┌────────

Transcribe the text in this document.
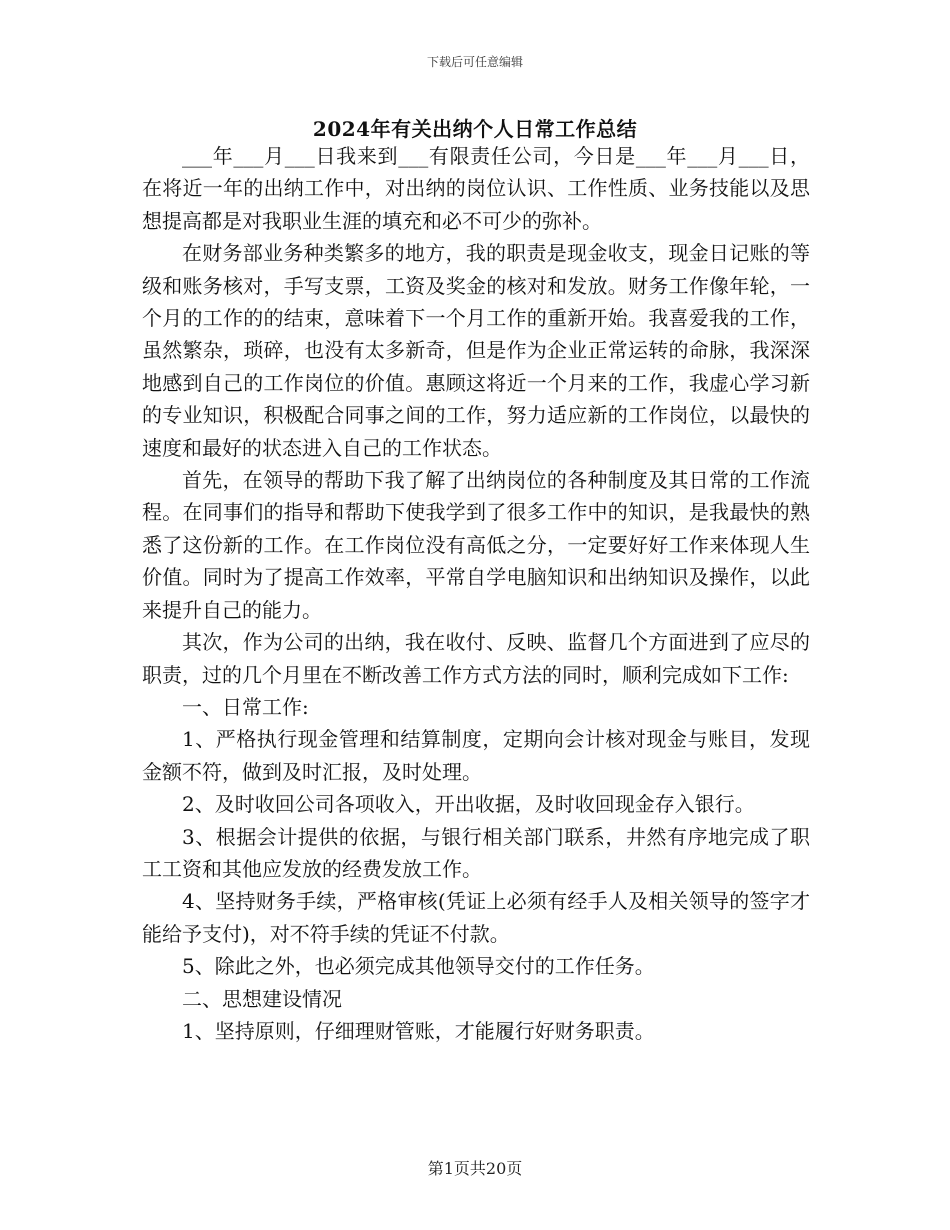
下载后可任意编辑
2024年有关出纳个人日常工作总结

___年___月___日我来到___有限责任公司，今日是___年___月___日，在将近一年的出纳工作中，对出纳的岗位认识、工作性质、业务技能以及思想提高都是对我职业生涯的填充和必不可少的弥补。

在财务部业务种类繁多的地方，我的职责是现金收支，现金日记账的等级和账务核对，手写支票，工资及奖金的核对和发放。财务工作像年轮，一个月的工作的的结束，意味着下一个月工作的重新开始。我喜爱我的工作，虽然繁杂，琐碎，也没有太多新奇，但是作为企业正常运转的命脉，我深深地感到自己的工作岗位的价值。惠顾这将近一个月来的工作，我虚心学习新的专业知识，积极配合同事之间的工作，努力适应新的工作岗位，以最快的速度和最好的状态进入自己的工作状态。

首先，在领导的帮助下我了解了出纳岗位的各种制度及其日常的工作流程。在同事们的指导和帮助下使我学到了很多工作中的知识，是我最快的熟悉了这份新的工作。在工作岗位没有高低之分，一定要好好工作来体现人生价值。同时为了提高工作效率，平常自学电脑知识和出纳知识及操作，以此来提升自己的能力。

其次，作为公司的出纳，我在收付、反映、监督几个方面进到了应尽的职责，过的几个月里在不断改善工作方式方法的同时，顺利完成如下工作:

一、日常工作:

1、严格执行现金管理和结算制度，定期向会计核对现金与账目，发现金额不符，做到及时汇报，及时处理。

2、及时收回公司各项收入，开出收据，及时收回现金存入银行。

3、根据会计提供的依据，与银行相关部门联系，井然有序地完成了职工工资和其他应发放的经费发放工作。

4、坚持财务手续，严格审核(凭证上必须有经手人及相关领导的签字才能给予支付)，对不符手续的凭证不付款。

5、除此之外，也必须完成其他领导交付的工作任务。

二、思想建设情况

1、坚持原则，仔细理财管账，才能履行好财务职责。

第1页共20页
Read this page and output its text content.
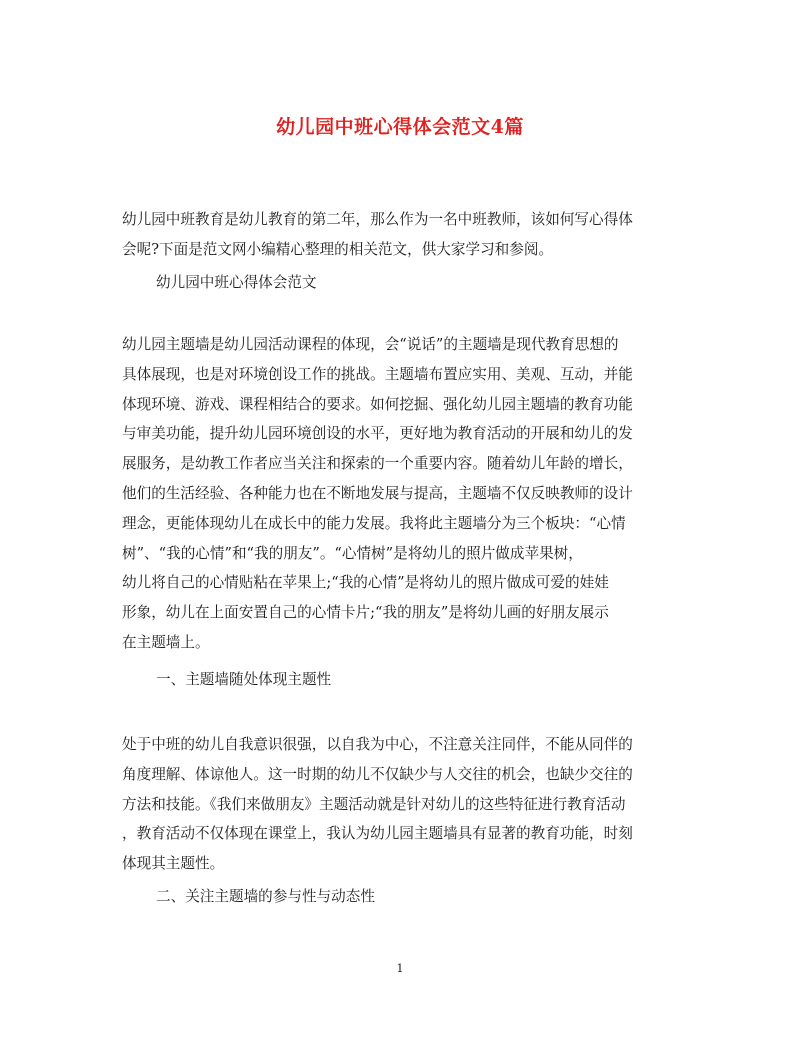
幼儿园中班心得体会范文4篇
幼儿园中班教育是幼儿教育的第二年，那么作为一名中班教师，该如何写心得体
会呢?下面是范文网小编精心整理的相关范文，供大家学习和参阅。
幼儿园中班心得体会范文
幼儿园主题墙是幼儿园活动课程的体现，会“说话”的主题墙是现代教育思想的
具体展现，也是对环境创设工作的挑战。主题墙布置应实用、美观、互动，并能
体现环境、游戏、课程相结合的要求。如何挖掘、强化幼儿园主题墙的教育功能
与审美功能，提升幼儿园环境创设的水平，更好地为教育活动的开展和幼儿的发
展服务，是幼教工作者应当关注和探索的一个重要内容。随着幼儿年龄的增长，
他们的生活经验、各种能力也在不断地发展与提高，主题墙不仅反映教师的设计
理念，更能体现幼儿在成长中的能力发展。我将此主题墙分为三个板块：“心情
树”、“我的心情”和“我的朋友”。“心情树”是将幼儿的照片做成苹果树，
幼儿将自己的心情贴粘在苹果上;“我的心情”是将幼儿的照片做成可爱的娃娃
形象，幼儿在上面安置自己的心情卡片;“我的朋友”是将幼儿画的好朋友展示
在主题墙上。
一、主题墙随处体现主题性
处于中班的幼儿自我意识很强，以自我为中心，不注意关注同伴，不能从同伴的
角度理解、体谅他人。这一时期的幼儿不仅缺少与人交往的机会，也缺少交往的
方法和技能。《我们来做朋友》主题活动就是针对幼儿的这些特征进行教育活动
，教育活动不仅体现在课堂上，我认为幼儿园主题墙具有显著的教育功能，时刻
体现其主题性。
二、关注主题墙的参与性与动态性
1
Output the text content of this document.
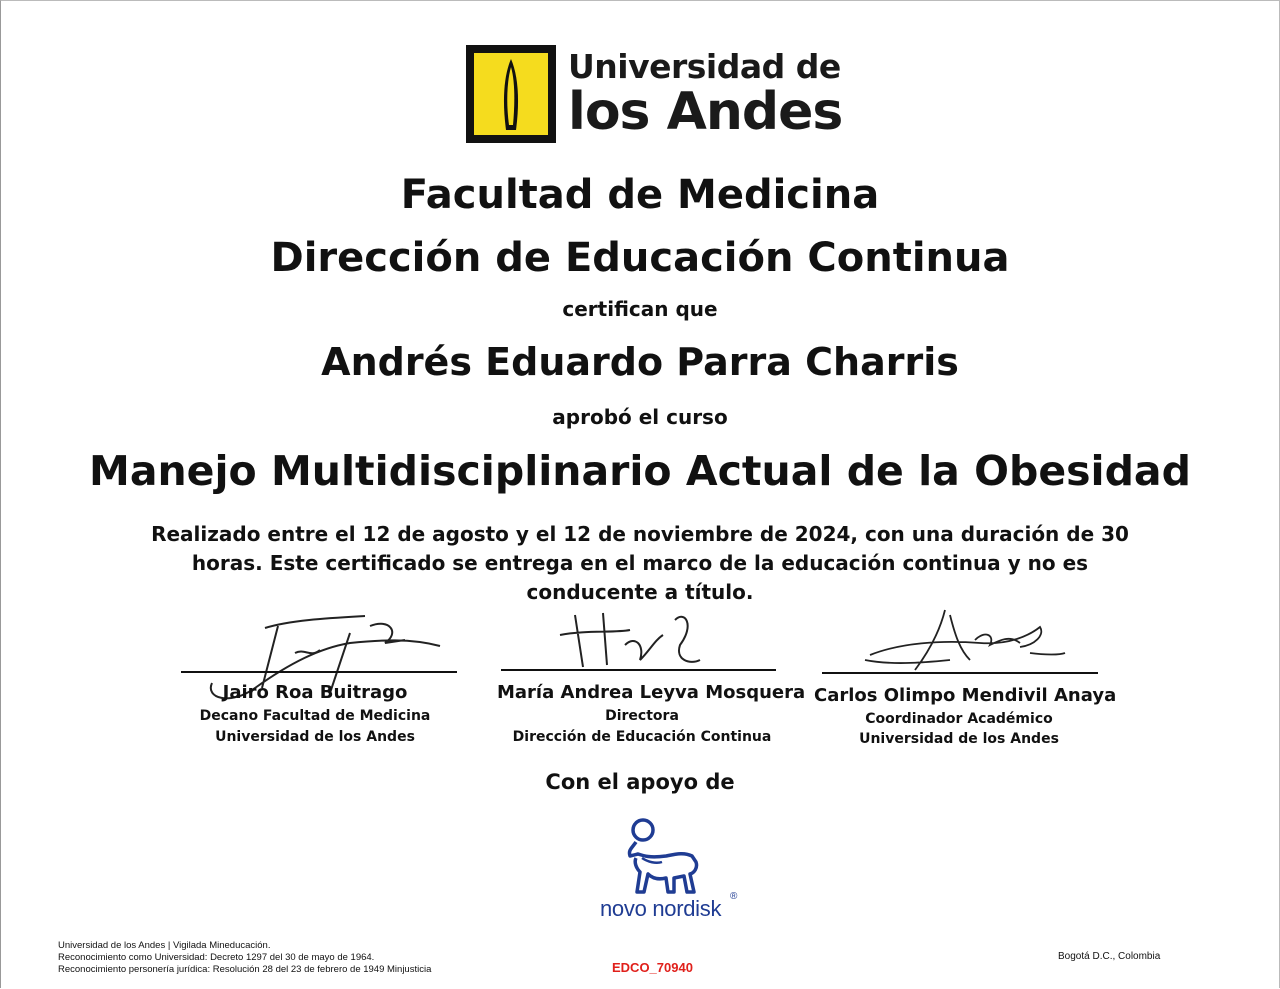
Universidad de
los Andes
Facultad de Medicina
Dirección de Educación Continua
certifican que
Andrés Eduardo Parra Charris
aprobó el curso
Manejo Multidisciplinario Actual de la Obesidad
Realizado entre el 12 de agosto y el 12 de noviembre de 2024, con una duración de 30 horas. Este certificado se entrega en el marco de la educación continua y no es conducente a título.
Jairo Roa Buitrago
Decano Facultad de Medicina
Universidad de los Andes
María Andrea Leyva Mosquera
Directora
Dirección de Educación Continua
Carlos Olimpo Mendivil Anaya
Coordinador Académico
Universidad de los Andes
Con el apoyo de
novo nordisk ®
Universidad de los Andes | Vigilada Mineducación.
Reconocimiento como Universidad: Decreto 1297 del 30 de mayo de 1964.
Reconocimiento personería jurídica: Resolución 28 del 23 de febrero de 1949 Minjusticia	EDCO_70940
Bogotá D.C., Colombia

└────────

WHAT IS REQUIRED:
Without the pictures, print the whole listing exactly as given.

ANSWER TO THE EXERCISE:
Transcribe the text in this document.
下载后可任意编辑
2024年有关出纳个人日常工作总结

___年___月___日我来到___有限责任公司，今日是___年___月___日，在将近一年的出纳工作中，对出纳的岗位认识、工作性质、业务技能以及思想提高都是对我职业生涯的填充和必不可少的弥补。

在财务部业务种类繁多的地方，我的职责是现金收支，现金日记账的等级和账务核对，手写支票，工资及奖金的核对和发放。财务工作像年轮，一个月的工作的的结束，意味着下一个月工作的重新开始。我喜爱我的工作，虽然繁杂，琐碎，也没有太多新奇，但是作为企业正常运转的命脉，我深深地感到自己的工作岗位的价值。惠顾这将近一个月来的工作，我虚心学习新的专业知识，积极配合同事之间的工作，努力适应新的工作岗位，以最快的速度和最好的状态进入自己的工作状态。

首先，在领导的帮助下我了解了出纳岗位的各种制度及其日常的工作流程。在同事们的指导和帮助下使我学到了很多工作中的知识，是我最快的熟悉了这份新的工作。在工作岗位没有高低之分，一定要好好工作来体现人生价值。同时为了提高工作效率，平常自学电脑知识和出纳知识及操作，以此来提升自己的能力。

其次，作为公司的出纳，我在收付、反映、监督几个方面进到了应尽的职责，过的几个月里在不断改善工作方式方法的同时，顺利完成如下工作:

一、日常工作:

1、严格执行现金管理和结算制度，定期向会计核对现金与账目，发现金额不符，做到及时汇报，及时处理。

2、及时收回公司各项收入，开出收据，及时收回现金存入银行。

3、根据会计提供的依据，与银行相关部门联系，井然有序地完成了职工工资和其他应发放的经费发放工作。

4、坚持财务手续，严格审核(凭证上必须有经手人及相关领导的签字才能给予支付)，对不符手续的凭证不付款。

5、除此之外，也必须完成其他领导交付的工作任务。

二、思想建设情况

1、坚持原则，仔细理财管账，才能履行好财务职责。

第1页共20页
Read this page and output its text content.
幼儿园中班心得体会范文4篇
幼儿园中班教育是幼儿教育的第二年，那么作为一名中班教师，该如何写心得体
会呢?下面是范文网小编精心整理的相关范文，供大家学习和参阅。
幼儿园中班心得体会范文
幼儿园主题墙是幼儿园活动课程的体现，会“说话”的主题墙是现代教育思想的
具体展现，也是对环境创设工作的挑战。主题墙布置应实用、美观、互动，并能
体现环境、游戏、课程相结合的要求。如何挖掘、强化幼儿园主题墙的教育功能
与审美功能，提升幼儿园环境创设的水平，更好地为教育活动的开展和幼儿的发
展服务，是幼教工作者应当关注和探索的一个重要内容。随着幼儿年龄的增长，
他们的生活经验、各种能力也在不断地发展与提高，主题墙不仅反映教师的设计
理念，更能体现幼儿在成长中的能力发展。我将此主题墙分为三个板块：“心情
树”、“我的心情”和“我的朋友”。“心情树”是将幼儿的照片做成苹果树，
幼儿将自己的心情贴粘在苹果上;“我的心情”是将幼儿的照片做成可爱的娃娃
形象，幼儿在上面安置自己的心情卡片;“我的朋友”是将幼儿画的好朋友展示
在主题墙上。
一、主题墙随处体现主题性
处于中班的幼儿自我意识很强，以自我为中心，不注意关注同伴，不能从同伴的
角度理解、体谅他人。这一时期的幼儿不仅缺少与人交往的机会，也缺少交往的
方法和技能。《我们来做朋友》主题活动就是针对幼儿的这些特征进行教育活动
，教育活动不仅体现在课堂上，我认为幼儿园主题墙具有显著的教育功能，时刻
体现其主题性。
二、关注主题墙的参与性与动态性
1
Output the text content of this document.
Universidad de
los Andes
Facultad de Medicina
Dirección de Educación Continua
certifican que
Andrés Eduardo Parra Charris
aprobó el curso
Manejo Multidisciplinario Actual de la Obesidad
Realizado entre el 12 de agosto y el 12 de noviembre de 2024, con una duración de 30 horas. Este certificado se entrega en el marco de la educación continua y no es conducente a título.
Jairo Roa Buitrago
Decano Facultad de Medicina
Universidad de los Andes
María Andrea Leyva Mosquera
Directora
Dirección de Educación Continua
Carlos Olimpo Mendivil Anaya
Coordinador Académico
Universidad de los Andes
Con el apoyo de
novo nordisk ®
Universidad de los Andes | Vigilada Mineducación.
Reconocimiento como Universidad: Decreto 1297 del 30 de mayo de 1964.
Reconocimiento personería jurídica: Resolución 28 del 23 de febrero de 1949 Minjusticia	EDCO_70940
Bogotá D.C., Colombia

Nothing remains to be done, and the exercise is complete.